• _AIM_
Reproduce every entry exactly, without alteration.

• _MATERIAL FOR THE TASK_
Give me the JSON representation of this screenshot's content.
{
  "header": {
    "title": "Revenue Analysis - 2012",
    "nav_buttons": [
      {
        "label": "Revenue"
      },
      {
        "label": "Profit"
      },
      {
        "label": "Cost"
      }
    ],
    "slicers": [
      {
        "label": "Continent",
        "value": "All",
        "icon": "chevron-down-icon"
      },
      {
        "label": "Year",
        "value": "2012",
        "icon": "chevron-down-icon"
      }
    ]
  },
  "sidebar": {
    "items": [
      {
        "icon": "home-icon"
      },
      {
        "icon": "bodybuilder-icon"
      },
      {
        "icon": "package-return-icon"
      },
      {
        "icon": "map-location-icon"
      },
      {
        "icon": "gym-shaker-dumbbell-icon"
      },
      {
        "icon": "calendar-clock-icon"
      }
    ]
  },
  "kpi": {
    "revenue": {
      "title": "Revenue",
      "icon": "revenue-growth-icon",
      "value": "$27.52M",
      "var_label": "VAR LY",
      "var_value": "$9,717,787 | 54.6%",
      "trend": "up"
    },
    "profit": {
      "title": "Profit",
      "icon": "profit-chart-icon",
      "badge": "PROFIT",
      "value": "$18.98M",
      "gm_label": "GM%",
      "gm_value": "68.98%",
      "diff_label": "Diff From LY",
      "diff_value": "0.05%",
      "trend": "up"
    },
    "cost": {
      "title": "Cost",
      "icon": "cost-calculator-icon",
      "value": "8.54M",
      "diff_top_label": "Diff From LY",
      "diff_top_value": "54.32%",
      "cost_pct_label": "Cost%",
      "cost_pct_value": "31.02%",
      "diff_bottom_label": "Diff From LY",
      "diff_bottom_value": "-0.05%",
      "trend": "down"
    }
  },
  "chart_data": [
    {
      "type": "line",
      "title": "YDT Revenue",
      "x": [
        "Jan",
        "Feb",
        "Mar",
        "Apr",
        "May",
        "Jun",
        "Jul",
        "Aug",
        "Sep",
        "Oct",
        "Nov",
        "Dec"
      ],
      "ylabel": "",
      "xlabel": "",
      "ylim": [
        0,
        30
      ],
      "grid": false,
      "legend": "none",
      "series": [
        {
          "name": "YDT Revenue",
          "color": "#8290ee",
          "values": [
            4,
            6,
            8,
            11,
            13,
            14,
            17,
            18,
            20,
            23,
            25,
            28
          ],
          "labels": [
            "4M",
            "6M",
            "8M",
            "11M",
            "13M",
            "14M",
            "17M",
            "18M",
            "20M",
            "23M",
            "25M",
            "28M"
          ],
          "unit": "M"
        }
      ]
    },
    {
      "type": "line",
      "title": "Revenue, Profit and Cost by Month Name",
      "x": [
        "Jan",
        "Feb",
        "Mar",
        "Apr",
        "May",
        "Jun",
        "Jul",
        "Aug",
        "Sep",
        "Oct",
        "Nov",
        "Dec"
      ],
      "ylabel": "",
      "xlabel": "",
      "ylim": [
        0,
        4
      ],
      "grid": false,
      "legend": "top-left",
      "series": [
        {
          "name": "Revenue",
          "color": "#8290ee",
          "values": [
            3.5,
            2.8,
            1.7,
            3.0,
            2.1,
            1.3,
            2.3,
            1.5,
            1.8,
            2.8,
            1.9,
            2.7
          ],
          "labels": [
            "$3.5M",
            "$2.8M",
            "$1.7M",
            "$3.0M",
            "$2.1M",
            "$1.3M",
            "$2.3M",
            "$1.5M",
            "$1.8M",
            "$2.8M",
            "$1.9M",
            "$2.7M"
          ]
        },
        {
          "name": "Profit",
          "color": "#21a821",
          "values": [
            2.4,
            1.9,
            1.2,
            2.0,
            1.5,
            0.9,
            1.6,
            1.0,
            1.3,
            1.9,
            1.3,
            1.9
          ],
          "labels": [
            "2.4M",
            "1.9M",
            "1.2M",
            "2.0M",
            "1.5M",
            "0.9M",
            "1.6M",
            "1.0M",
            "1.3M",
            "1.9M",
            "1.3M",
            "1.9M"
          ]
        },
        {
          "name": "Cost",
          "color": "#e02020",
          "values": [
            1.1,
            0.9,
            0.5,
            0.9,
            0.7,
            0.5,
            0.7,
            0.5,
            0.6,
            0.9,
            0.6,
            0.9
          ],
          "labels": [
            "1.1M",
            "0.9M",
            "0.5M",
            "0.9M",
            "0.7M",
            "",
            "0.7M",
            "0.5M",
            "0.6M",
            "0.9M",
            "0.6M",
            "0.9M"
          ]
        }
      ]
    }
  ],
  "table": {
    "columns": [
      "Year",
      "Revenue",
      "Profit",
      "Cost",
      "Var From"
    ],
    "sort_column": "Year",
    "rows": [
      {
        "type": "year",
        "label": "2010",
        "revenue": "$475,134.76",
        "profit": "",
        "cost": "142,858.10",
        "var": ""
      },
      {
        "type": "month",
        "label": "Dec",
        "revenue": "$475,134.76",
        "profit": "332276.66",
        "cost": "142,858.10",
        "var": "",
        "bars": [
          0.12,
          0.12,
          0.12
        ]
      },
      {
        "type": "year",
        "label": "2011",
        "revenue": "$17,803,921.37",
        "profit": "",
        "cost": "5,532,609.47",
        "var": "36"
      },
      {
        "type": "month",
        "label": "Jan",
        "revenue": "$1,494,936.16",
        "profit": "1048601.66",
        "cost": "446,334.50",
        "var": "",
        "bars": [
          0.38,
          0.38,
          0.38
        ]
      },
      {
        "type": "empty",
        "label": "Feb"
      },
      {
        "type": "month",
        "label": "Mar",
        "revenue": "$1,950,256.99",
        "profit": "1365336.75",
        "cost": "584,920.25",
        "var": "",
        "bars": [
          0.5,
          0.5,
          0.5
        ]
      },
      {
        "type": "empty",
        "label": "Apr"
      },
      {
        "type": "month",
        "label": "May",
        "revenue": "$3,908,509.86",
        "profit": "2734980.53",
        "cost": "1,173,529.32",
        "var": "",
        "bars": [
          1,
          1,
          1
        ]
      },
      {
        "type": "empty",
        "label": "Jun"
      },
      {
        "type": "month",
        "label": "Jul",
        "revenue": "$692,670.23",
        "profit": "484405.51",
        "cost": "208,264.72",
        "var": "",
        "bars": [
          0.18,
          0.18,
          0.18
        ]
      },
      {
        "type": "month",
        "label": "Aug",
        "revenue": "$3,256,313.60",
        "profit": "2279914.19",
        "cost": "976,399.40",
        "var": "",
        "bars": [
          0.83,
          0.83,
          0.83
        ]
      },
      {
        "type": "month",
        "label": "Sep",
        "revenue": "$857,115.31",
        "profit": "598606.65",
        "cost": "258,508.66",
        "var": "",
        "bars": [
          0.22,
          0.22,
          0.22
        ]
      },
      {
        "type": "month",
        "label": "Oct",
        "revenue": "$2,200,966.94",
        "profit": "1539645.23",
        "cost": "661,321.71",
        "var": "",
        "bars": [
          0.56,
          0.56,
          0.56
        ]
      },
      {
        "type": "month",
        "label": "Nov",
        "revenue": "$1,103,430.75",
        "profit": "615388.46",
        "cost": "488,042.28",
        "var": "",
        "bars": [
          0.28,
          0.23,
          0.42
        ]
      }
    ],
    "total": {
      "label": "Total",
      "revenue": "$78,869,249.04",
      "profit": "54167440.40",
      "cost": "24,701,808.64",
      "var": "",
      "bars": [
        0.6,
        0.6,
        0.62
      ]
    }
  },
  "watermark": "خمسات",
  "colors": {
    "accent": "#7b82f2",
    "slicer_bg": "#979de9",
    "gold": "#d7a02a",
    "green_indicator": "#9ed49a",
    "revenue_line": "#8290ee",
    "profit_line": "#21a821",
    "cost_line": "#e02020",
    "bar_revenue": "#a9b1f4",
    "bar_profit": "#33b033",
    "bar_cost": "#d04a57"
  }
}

• _THE COMPLETED TASK_
Give me the JSON representation of this screenshot's content.
{
  "header": {
    "title": "Revenue Analysis - 2012",
    "nav_buttons": [
      {
        "label": "Revenue"
      },
      {
        "label": "Profit"
      },
      {
        "label": "Cost"
      }
    ],
    "slicers": [
      {
        "label": "Continent",
        "value": "All",
        "icon": "chevron-down-icon"
      },
      {
        "label": "Year",
        "value": "2012",
        "icon": "chevron-down-icon"
      }
    ]
  },
  "sidebar": {
    "items": [
      {
        "icon": "home-icon"
      },
      {
        "icon": "bodybuilder-icon"
      },
      {
        "icon": "package-return-icon"
      },
      {
        "icon": "map-location-icon"
      },
      {
        "icon": "gym-shaker-dumbbell-icon"
      },
      {
        "icon": "calendar-clock-icon"
      }
    ]
  },
  "kpi": {
    "revenue": {
      "title": "Revenue",
      "icon": "revenue-growth-icon",
      "value": "$27.52M",
      "var_label": "VAR LY",
      "var_value": "$9,717,787 | 54.6%",
      "trend": "up"
    },
    "profit": {
      "title": "Profit",
      "icon": "profit-chart-icon",
      "badge": "PROFIT",
      "value": "$18.98M",
      "gm_label": "GM%",
      "gm_value": "68.98%",
      "diff_label": "Diff From LY",
      "diff_value": "0.05%",
      "trend": "up"
    },
    "cost": {
      "title": "Cost",
      "icon": "cost-calculator-icon",
      "value": "8.54M",
      "diff_top_label": "Diff From LY",
      "diff_top_value": "54.32%",
      "cost_pct_label": "Cost%",
      "cost_pct_value": "31.02%",
      "diff_bottom_label": "Diff From LY",
      "diff_bottom_value": "-0.05%",
      "trend": "down"
    }
  },
  "chart_data": [
    {
      "type": "line",
      "title": "YDT Revenue",
      "x": [
        "Jan",
        "Feb",
        "Mar",
        "Apr",
        "May",
        "Jun",
        "Jul",
        "Aug",
        "Sep",
        "Oct",
        "Nov",
        "Dec"
      ],
      "ylabel": "",
      "xlabel": "",
      "ylim": [
        0,
        30
      ],
      "grid": false,
      "legend": "none",
      "series": [
        {
          "name": "YDT Revenue",
          "color": "#8290ee",
          "values": [
            4,
            6,
            8,
            11,
            13,
            14,
            17,
            18,
            20,
            23,
            25,
            28
          ],
          "labels": [
            "4M",
            "6M",
            "8M",
            "11M",
            "13M",
            "14M",
            "17M",
            "18M",
            "20M",
            "23M",
            "25M",
            "28M"
          ],
          "unit": "M"
        }
      ]
    },
    {
      "type": "line",
      "title": "Revenue, Profit and Cost by Month Name",
      "x": [
        "Jan",
        "Feb",
        "Mar",
        "Apr",
        "May",
        "Jun",
        "Jul",
        "Aug",
        "Sep",
        "Oct",
        "Nov",
        "Dec"
      ],
      "ylabel": "",
      "xlabel": "",
      "ylim": [
        0,
        4
      ],
      "grid": false,
      "legend": "top-left",
      "series": [
        {
          "name": "Revenue",
          "color": "#8290ee",
          "values": [
            3.5,
            2.8,
            1.7,
            3.0,
            2.1,
            1.3,
            2.3,
            1.5,
            1.8,
            2.8,
            1.9,
            2.7
          ],
          "labels": [
            "$3.5M",
            "$2.8M",
            "$1.7M",
            "$3.0M",
            "$2.1M",
            "$1.3M",
            "$2.3M",
            "$1.5M",
            "$1.8M",
            "$2.8M",
            "$1.9M",
            "$2.7M"
          ]
        },
        {
          "name": "Profit",
          "color": "#21a821",
          "values": [
            2.4,
            1.9,
            1.2,
            2.0,
            1.5,
            0.9,
            1.6,
            1.0,
            1.3,
            1.9,
            1.3,
            1.9
          ],
          "labels": [
            "2.4M",
            "1.9M",
            "1.2M",
            "2.0M",
            "1.5M",
            "0.9M",
            "1.6M",
            "1.0M",
            "1.3M",
            "1.9M",
            "1.3M",
            "1.9M"
          ]
        },
        {
          "name": "Cost",
          "color": "#e02020",
          "values": [
            1.1,
            0.9,
            0.5,
            0.9,
            0.7,
            0.5,
            0.7,
            0.5,
            0.6,
            0.9,
            0.6,
            0.9
          ],
          "labels": [
            "1.1M",
            "0.9M",
            "0.5M",
            "0.9M",
            "0.7M",
            "",
            "0.7M",
            "0.5M",
            "0.6M",
            "0.9M",
            "0.6M",
            "0.9M"
          ]
        }
      ]
    }
  ],
  "table": {
    "columns": [
      "Year",
      "Revenue",
      "Profit",
      "Cost",
      "Var From"
    ],
    "sort_column": "Year",
    "rows": [
      {
        "type": "year",
        "label": "2010",
        "revenue": "$475,134.76",
        "profit": "",
        "cost": "142,858.10",
        "var": ""
      },
      {
        "type": "month",
        "label": "Dec",
        "revenue": "$475,134.76",
        "profit": "332276.66",
        "cost": "142,858.10",
        "var": "",
        "bars": [
          0.12,
          0.12,
          0.12
        ]
      },
      {
        "type": "year",
        "label": "2011",
        "revenue": "$17,803,921.37",
        "profit": "",
        "cost": "5,532,609.47",
        "var": "36"
      },
      {
        "type": "month",
        "label": "Jan",
        "revenue": "$1,494,936.16",
        "profit": "1048601.66",
        "cost": "446,334.50",
        "var": "",
        "bars": [
          0.38,
          0.38,
          0.38
        ]
      },
      {
        "type": "empty",
        "label": "Feb"
      },
      {
        "type": "month",
        "label": "Mar",
        "revenue": "$1,950,256.99",
        "profit": "1365336.75",
        "cost": "584,920.25",
        "var": "",
        "bars": [
          0.5,
          0.5,
          0.5
        ]
      },
      {
        "type": "empty",
        "label": "Apr"
      },
      {
        "type": "month",
        "label": "May",
        "revenue": "$3,908,509.86",
        "profit": "2734980.53",
        "cost": "1,173,529.32",
        "var": "",
        "bars": [
          1,
          1,
          1
        ]
      },
      {
        "type": "empty",
        "label": "Jun"
      },
      {
        "type": "month",
        "label": "Jul",
        "revenue": "$692,670.23",
        "profit": "484405.51",
        "cost": "208,264.72",
        "var": "",
        "bars": [
          0.18,
          0.18,
          0.18
        ]
      },
      {
        "type": "month",
        "label": "Aug",
        "revenue": "$3,256,313.60",
        "profit": "2279914.19",
        "cost": "976,399.40",
        "var": "",
        "bars": [
          0.83,
          0.83,
          0.83
        ]
      },
      {
        "type": "month",
        "label": "Sep",
        "revenue": "$857,115.31",
        "profit": "598606.65",
        "cost": "258,508.66",
        "var": "",
        "bars": [
          0.22,
          0.22,
          0.22
        ]
      },
      {
        "type": "month",
        "label": "Oct",
        "revenue": "$2,200,966.94",
        "profit": "1539645.23",
        "cost": "661,321.71",
        "var": "",
        "bars": [
          0.56,
          0.56,
          0.56
        ]
      },
      {
        "type": "month",
        "label": "Nov",
        "revenue": "$1,103,430.75",
        "profit": "615388.46",
        "cost": "488,042.28",
        "var": "",
        "bars": [
          0.28,
          0.23,
          0.42
        ]
      }
    ],
    "total": {
      "label": "Total",
      "revenue": "$78,869,249.04",
      "profit": "54167440.40",
      "cost": "24,701,808.64",
      "var": "",
      "bars": [
        0.6,
        0.6,
        0.62
      ]
    }
  },
  "watermark": "خمسات",
  "colors": {
    "accent": "#7b82f2",
    "slicer_bg": "#979de9",
    "gold": "#d7a02a",
    "green_indicator": "#9ed49a",
    "revenue_line": "#8290ee",
    "profit_line": "#21a821",
    "cost_line": "#e02020",
    "bar_revenue": "#a9b1f4",
    "bar_profit": "#33b033",
    "bar_cost": "#d04a57"
  }
}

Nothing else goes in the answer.